--- start of Record excerpts ---

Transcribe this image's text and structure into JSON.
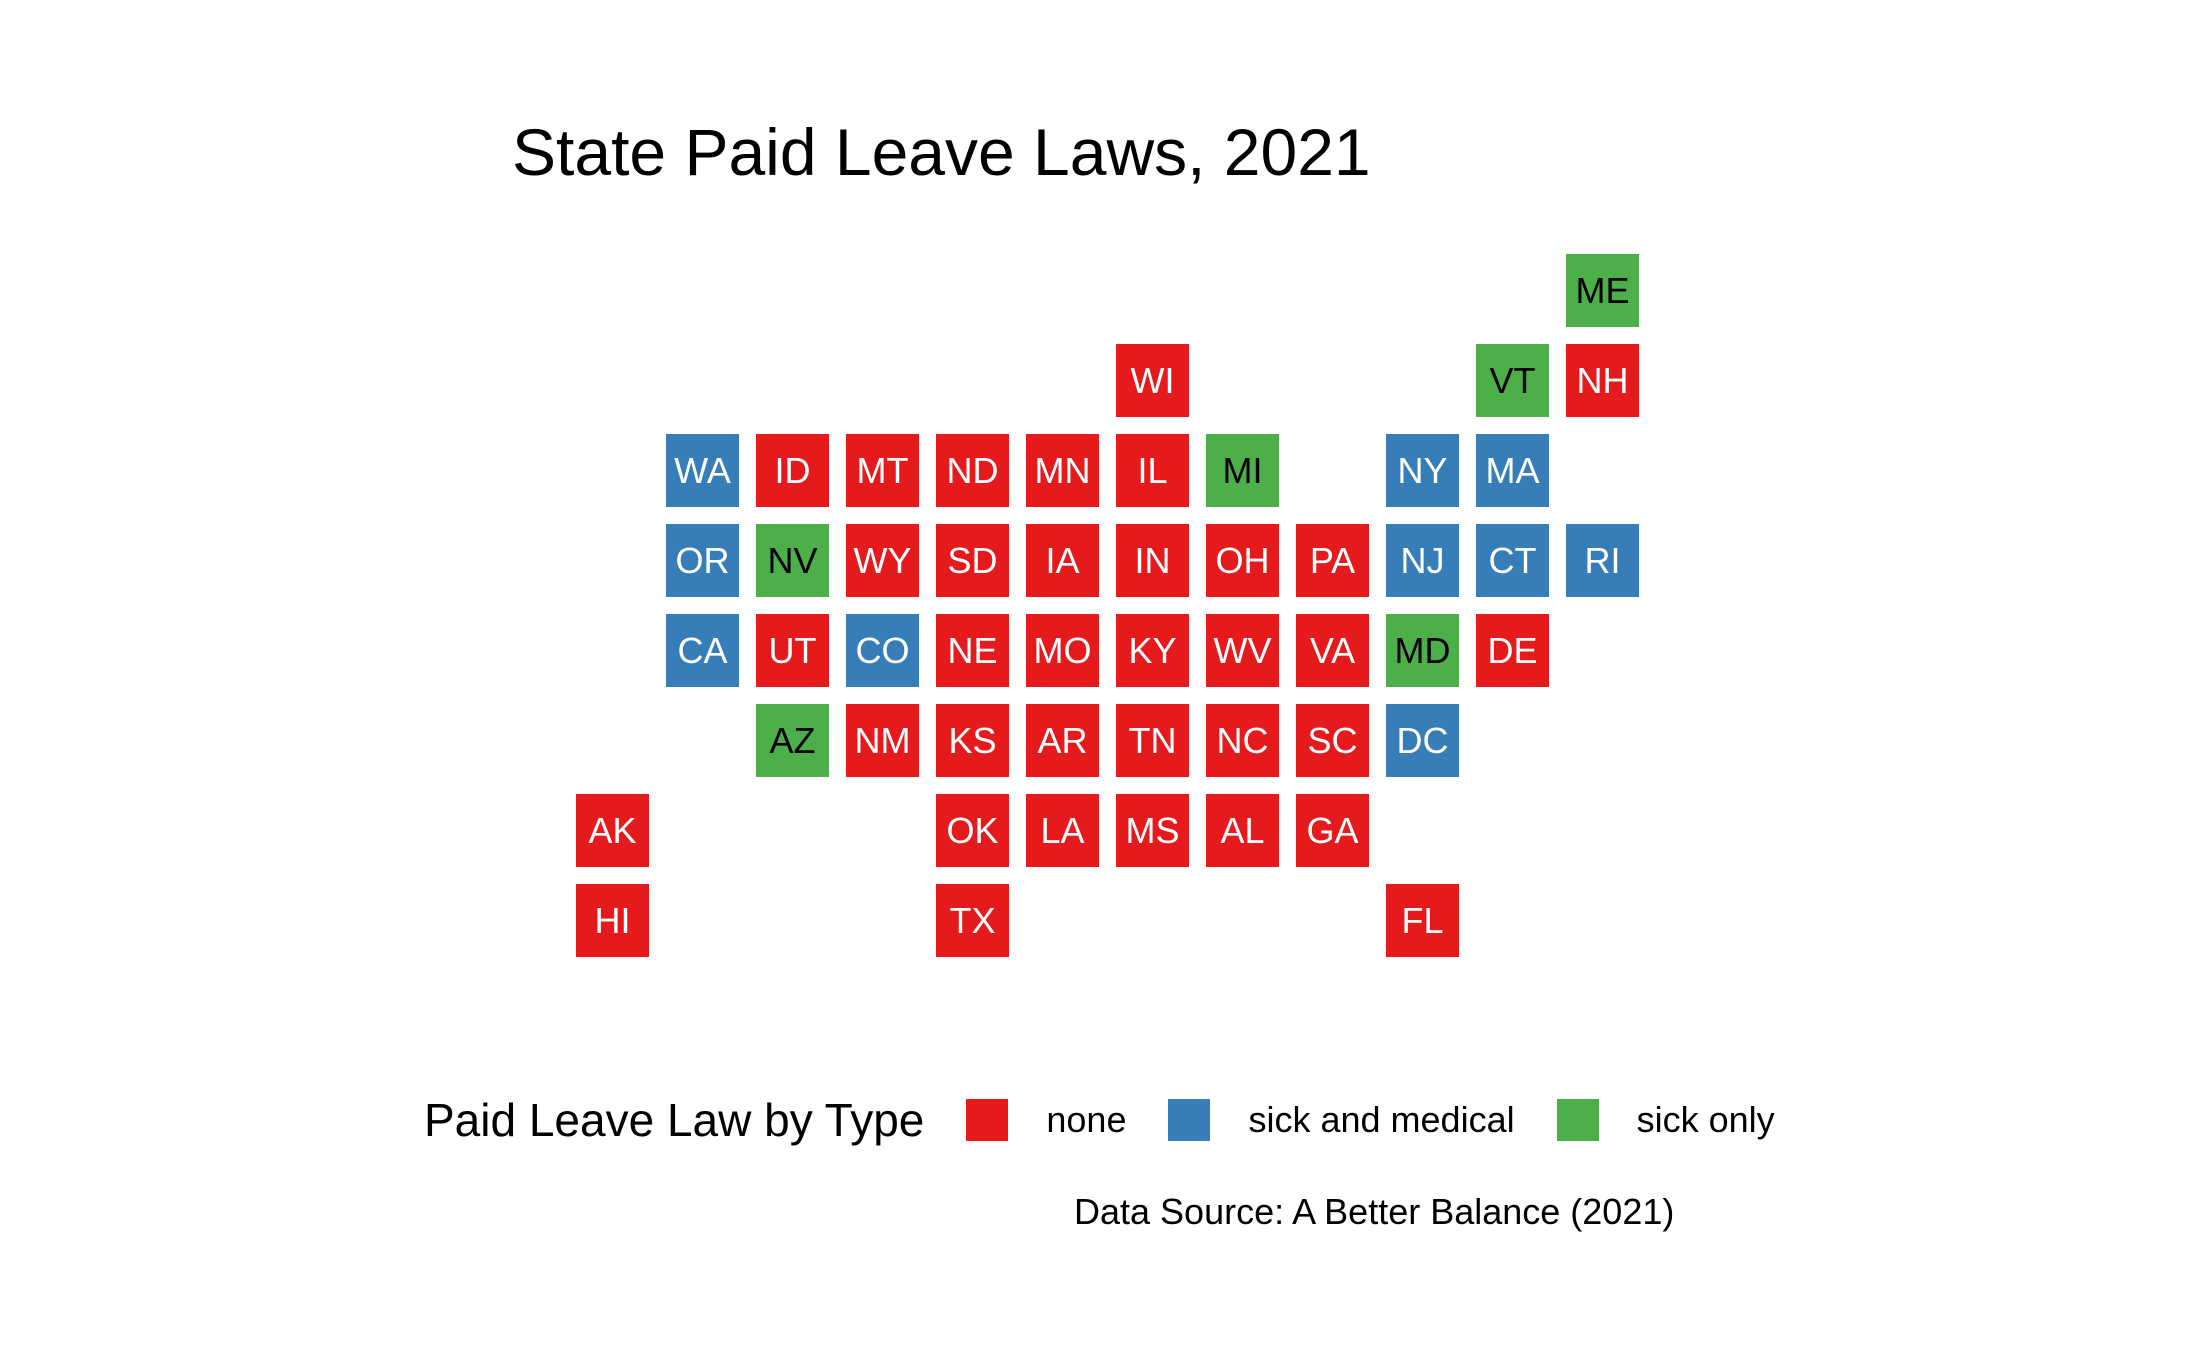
{
  "title": "State Paid Leave Laws, 2021",
  "caption": "Data Source: A Better Balance (2021)",
  "legend": {
    "title": "Paid Leave Law by Type",
    "items": [
      {
        "key": "none",
        "label": "none",
        "color": "#E41A1C"
      },
      {
        "key": "sick_and_medical",
        "label": "sick and medical",
        "color": "#377EB8"
      },
      {
        "key": "sick_only",
        "label": "sick only",
        "color": "#4DAF4A"
      }
    ]
  },
  "colors": {
    "none": "#E41A1C",
    "sick_and_medical": "#377EB8",
    "sick_only": "#4DAF4A",
    "text_light": "#ffffff",
    "text_dark": "#000000"
  },
  "states": [
    {
      "abbr": "ME",
      "col": 11,
      "row": 0,
      "type": "sick_only"
    },
    {
      "abbr": "WI",
      "col": 6,
      "row": 1,
      "type": "none"
    },
    {
      "abbr": "VT",
      "col": 10,
      "row": 1,
      "type": "sick_only"
    },
    {
      "abbr": "NH",
      "col": 11,
      "row": 1,
      "type": "none"
    },
    {
      "abbr": "WA",
      "col": 1,
      "row": 2,
      "type": "sick_and_medical"
    },
    {
      "abbr": "ID",
      "col": 2,
      "row": 2,
      "type": "none"
    },
    {
      "abbr": "MT",
      "col": 3,
      "row": 2,
      "type": "none"
    },
    {
      "abbr": "ND",
      "col": 4,
      "row": 2,
      "type": "none"
    },
    {
      "abbr": "MN",
      "col": 5,
      "row": 2,
      "type": "none"
    },
    {
      "abbr": "IL",
      "col": 6,
      "row": 2,
      "type": "none"
    },
    {
      "abbr": "MI",
      "col": 7,
      "row": 2,
      "type": "sick_only"
    },
    {
      "abbr": "NY",
      "col": 9,
      "row": 2,
      "type": "sick_and_medical"
    },
    {
      "abbr": "MA",
      "col": 10,
      "row": 2,
      "type": "sick_and_medical"
    },
    {
      "abbr": "OR",
      "col": 1,
      "row": 3,
      "type": "sick_and_medical"
    },
    {
      "abbr": "NV",
      "col": 2,
      "row": 3,
      "type": "sick_only"
    },
    {
      "abbr": "WY",
      "col": 3,
      "row": 3,
      "type": "none"
    },
    {
      "abbr": "SD",
      "col": 4,
      "row": 3,
      "type": "none"
    },
    {
      "abbr": "IA",
      "col": 5,
      "row": 3,
      "type": "none"
    },
    {
      "abbr": "IN",
      "col": 6,
      "row": 3,
      "type": "none"
    },
    {
      "abbr": "OH",
      "col": 7,
      "row": 3,
      "type": "none"
    },
    {
      "abbr": "PA",
      "col": 8,
      "row": 3,
      "type": "none"
    },
    {
      "abbr": "NJ",
      "col": 9,
      "row": 3,
      "type": "sick_and_medical"
    },
    {
      "abbr": "CT",
      "col": 10,
      "row": 3,
      "type": "sick_and_medical"
    },
    {
      "abbr": "RI",
      "col": 11,
      "row": 3,
      "type": "sick_and_medical"
    },
    {
      "abbr": "CA",
      "col": 1,
      "row": 4,
      "type": "sick_and_medical"
    },
    {
      "abbr": "UT",
      "col": 2,
      "row": 4,
      "type": "none"
    },
    {
      "abbr": "CO",
      "col": 3,
      "row": 4,
      "type": "sick_and_medical"
    },
    {
      "abbr": "NE",
      "col": 4,
      "row": 4,
      "type": "none"
    },
    {
      "abbr": "MO",
      "col": 5,
      "row": 4,
      "type": "none"
    },
    {
      "abbr": "KY",
      "col": 6,
      "row": 4,
      "type": "none"
    },
    {
      "abbr": "WV",
      "col": 7,
      "row": 4,
      "type": "none"
    },
    {
      "abbr": "VA",
      "col": 8,
      "row": 4,
      "type": "none"
    },
    {
      "abbr": "MD",
      "col": 9,
      "row": 4,
      "type": "sick_only"
    },
    {
      "abbr": "DE",
      "col": 10,
      "row": 4,
      "type": "none"
    },
    {
      "abbr": "AZ",
      "col": 2,
      "row": 5,
      "type": "sick_only"
    },
    {
      "abbr": "NM",
      "col": 3,
      "row": 5,
      "type": "none"
    },
    {
      "abbr": "KS",
      "col": 4,
      "row": 5,
      "type": "none"
    },
    {
      "abbr": "AR",
      "col": 5,
      "row": 5,
      "type": "none"
    },
    {
      "abbr": "TN",
      "col": 6,
      "row": 5,
      "type": "none"
    },
    {
      "abbr": "NC",
      "col": 7,
      "row": 5,
      "type": "none"
    },
    {
      "abbr": "SC",
      "col": 8,
      "row": 5,
      "type": "none"
    },
    {
      "abbr": "DC",
      "col": 9,
      "row": 5,
      "type": "sick_and_medical"
    },
    {
      "abbr": "AK",
      "col": 0,
      "row": 6,
      "type": "none"
    },
    {
      "abbr": "OK",
      "col": 4,
      "row": 6,
      "type": "none"
    },
    {
      "abbr": "LA",
      "col": 5,
      "row": 6,
      "type": "none"
    },
    {
      "abbr": "MS",
      "col": 6,
      "row": 6,
      "type": "none"
    },
    {
      "abbr": "AL",
      "col": 7,
      "row": 6,
      "type": "none"
    },
    {
      "abbr": "GA",
      "col": 8,
      "row": 6,
      "type": "none"
    },
    {
      "abbr": "HI",
      "col": 0,
      "row": 7,
      "type": "none"
    },
    {
      "abbr": "TX",
      "col": 4,
      "row": 7,
      "type": "none"
    },
    {
      "abbr": "FL",
      "col": 9,
      "row": 7,
      "type": "none"
    }
  ]
}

--- end of Record excerpts ---

§ To do: From the listing, copy every line where the string "Leave" appears.

§ Problem solution:
  "title": "State Paid Leave Laws, 2021",
    "title": "Paid Leave Law by Type",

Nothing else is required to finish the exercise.